Stored data:
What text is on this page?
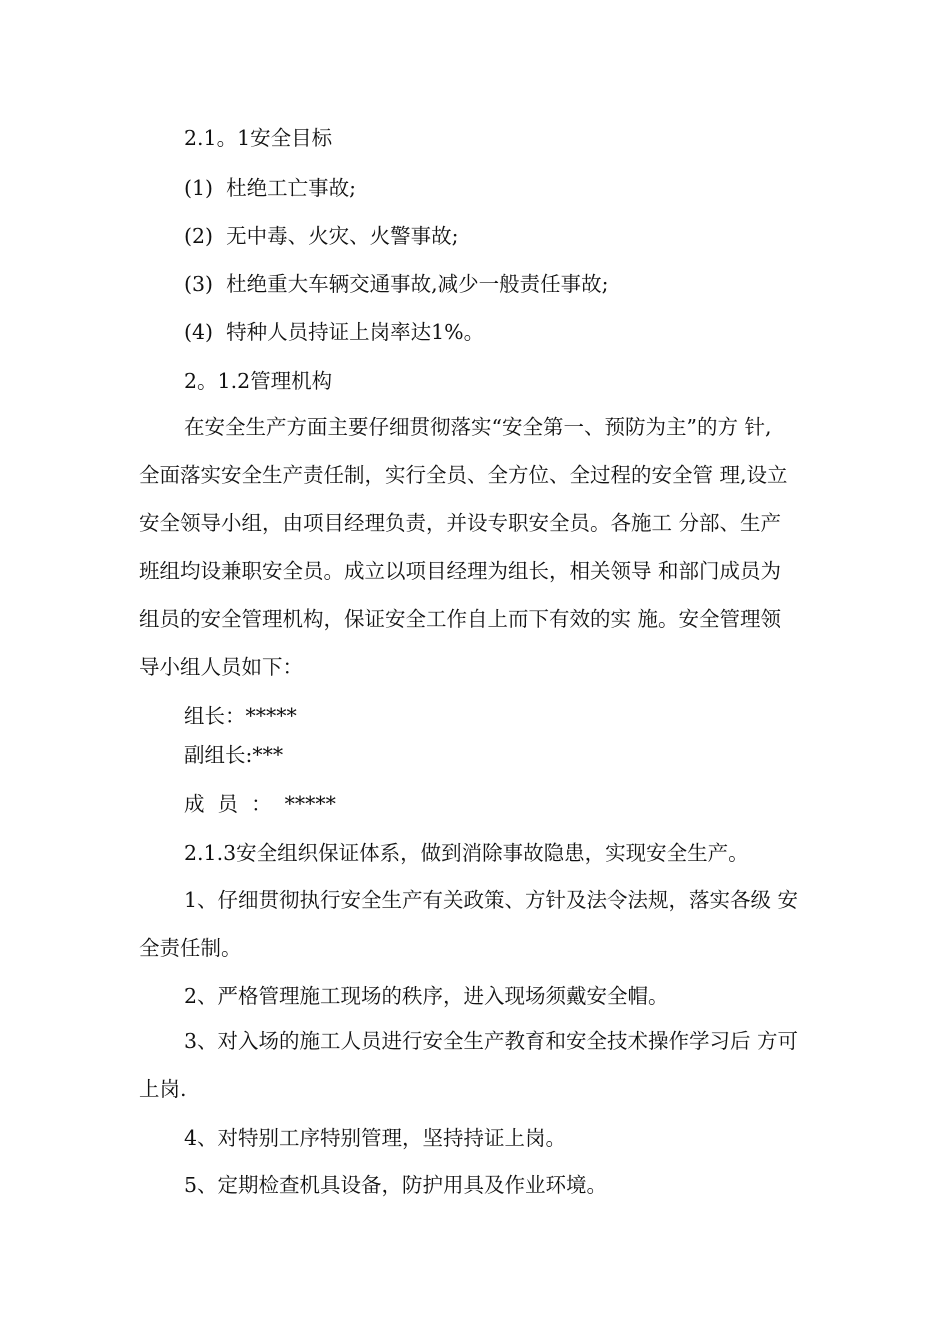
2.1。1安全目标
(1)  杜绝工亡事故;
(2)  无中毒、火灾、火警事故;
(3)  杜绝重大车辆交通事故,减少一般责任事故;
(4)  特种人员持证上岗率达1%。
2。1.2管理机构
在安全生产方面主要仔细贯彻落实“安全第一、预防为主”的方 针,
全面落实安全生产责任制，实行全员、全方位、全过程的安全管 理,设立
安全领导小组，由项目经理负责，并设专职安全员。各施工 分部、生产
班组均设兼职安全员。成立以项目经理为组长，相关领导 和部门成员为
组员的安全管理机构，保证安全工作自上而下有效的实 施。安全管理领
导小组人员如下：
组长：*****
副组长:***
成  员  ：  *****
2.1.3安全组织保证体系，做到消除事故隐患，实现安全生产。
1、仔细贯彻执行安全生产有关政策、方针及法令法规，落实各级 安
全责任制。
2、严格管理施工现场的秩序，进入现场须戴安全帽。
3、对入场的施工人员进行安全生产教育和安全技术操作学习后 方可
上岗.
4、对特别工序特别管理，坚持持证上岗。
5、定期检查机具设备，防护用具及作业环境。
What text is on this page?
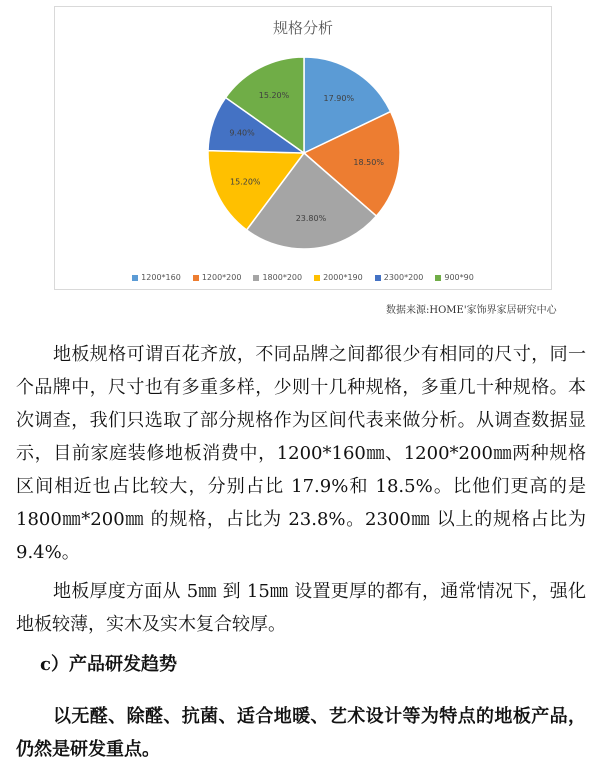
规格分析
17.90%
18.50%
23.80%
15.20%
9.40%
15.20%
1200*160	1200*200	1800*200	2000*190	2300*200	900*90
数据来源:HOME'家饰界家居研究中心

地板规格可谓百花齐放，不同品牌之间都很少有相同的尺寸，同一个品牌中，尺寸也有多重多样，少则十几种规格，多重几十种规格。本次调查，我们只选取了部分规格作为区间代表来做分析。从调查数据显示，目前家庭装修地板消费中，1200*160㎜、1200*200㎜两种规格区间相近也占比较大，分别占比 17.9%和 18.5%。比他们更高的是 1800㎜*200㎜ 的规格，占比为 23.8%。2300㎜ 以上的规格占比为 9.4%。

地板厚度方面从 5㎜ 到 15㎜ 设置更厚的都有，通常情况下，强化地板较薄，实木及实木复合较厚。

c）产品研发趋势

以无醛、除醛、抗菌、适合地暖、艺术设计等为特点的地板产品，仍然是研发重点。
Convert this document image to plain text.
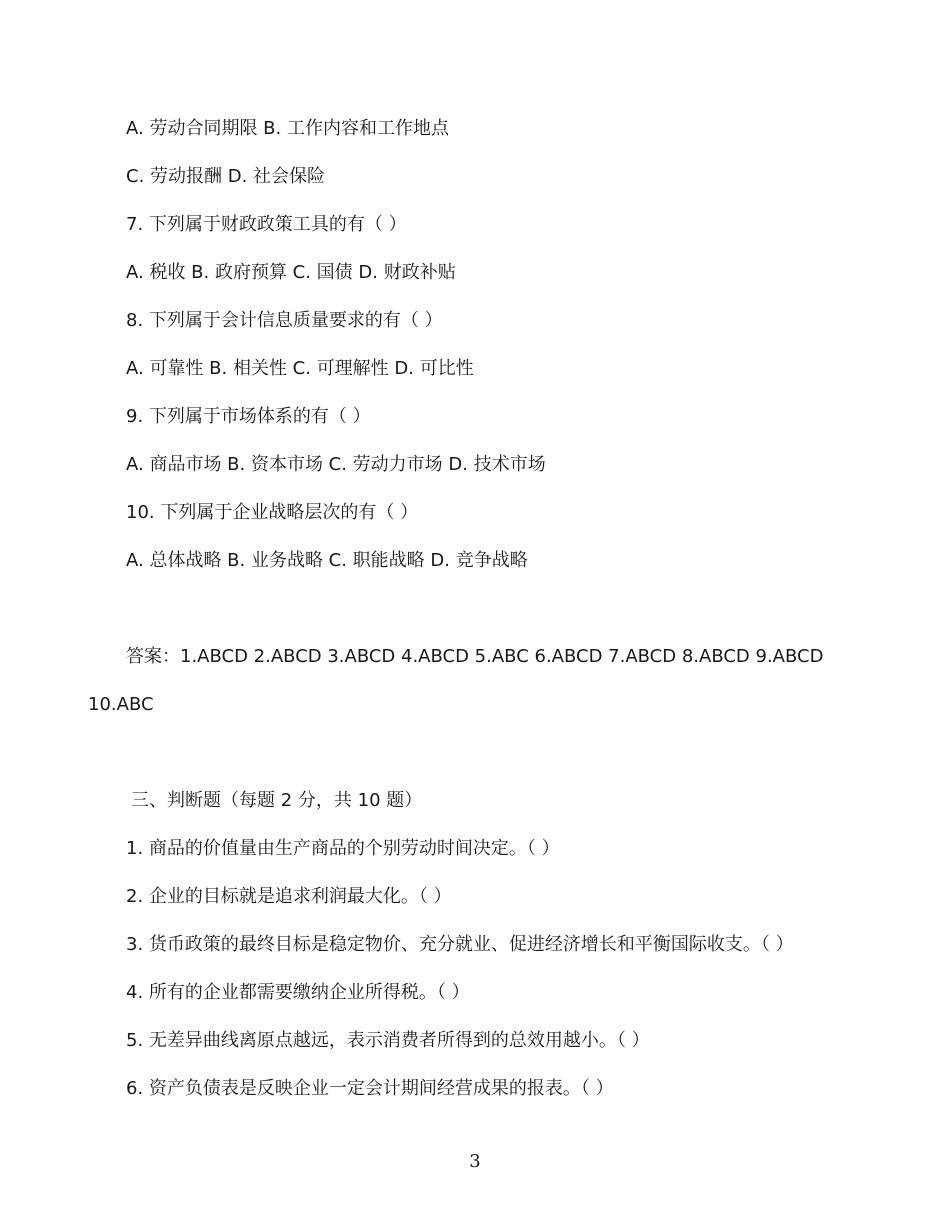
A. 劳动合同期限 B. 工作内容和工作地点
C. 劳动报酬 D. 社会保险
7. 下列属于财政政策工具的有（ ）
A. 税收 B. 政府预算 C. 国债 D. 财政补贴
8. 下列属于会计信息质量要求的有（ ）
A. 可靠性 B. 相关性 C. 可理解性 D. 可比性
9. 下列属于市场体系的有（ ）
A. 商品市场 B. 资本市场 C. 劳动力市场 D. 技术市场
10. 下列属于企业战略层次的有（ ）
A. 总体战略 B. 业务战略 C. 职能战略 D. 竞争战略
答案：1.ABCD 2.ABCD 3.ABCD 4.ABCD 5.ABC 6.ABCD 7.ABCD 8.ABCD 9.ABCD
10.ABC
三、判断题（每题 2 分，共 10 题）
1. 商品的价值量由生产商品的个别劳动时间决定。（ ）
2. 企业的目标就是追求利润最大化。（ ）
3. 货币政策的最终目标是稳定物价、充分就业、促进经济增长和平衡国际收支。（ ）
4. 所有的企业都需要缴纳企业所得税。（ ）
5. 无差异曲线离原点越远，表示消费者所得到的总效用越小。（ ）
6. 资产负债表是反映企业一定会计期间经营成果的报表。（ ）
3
==
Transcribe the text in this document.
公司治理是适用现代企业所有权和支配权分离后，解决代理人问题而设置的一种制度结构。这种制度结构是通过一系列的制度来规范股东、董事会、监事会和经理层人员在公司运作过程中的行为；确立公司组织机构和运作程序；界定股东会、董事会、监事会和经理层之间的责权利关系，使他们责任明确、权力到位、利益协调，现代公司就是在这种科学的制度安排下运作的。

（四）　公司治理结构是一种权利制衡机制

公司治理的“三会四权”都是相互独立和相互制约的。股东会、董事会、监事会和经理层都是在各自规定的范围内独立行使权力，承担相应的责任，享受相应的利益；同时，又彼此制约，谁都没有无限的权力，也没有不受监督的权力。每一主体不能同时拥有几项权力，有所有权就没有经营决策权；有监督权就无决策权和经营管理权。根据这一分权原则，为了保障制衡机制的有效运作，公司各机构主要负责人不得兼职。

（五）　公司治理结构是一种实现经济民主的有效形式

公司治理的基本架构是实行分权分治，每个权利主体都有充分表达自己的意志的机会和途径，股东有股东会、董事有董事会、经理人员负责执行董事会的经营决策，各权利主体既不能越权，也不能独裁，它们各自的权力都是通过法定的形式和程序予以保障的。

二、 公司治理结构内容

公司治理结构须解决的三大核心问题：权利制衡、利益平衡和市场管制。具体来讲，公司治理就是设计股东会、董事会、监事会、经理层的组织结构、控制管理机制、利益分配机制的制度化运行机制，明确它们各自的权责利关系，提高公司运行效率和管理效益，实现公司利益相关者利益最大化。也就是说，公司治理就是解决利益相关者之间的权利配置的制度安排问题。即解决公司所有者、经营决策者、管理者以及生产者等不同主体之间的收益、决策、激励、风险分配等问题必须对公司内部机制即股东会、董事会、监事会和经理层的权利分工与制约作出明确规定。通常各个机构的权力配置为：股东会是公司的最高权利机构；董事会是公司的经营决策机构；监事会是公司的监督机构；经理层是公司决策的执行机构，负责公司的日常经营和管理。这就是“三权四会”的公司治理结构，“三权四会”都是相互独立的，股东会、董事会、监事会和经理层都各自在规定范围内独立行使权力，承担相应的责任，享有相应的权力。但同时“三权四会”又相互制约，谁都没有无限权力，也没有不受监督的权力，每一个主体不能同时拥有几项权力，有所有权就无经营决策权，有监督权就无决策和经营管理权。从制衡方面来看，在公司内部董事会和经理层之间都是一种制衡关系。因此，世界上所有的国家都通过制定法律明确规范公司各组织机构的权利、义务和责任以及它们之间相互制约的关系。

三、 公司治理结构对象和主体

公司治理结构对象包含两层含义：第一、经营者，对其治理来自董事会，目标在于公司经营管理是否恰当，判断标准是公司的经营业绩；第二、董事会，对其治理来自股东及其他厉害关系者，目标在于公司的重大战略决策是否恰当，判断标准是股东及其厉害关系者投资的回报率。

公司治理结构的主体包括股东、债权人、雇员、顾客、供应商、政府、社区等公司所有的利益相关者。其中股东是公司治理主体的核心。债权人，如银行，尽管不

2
==
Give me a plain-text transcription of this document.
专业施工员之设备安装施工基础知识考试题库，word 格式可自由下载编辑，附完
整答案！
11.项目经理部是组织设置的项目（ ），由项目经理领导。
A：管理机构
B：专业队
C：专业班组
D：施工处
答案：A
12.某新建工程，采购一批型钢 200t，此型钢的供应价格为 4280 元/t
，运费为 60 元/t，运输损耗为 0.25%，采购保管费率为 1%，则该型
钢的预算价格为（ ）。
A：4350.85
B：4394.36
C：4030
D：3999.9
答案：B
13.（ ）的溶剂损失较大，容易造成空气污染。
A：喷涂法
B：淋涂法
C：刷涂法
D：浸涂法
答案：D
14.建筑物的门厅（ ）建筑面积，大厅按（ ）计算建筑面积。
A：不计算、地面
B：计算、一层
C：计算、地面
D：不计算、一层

Written exercise: Search the entries for the word "this", then gather every line that has it.

Final result:
What text is on this page?
What text is on this page?
Convert this document image to plain text.
Transcribe the text in this document.
Give me a plain-text transcription of this document.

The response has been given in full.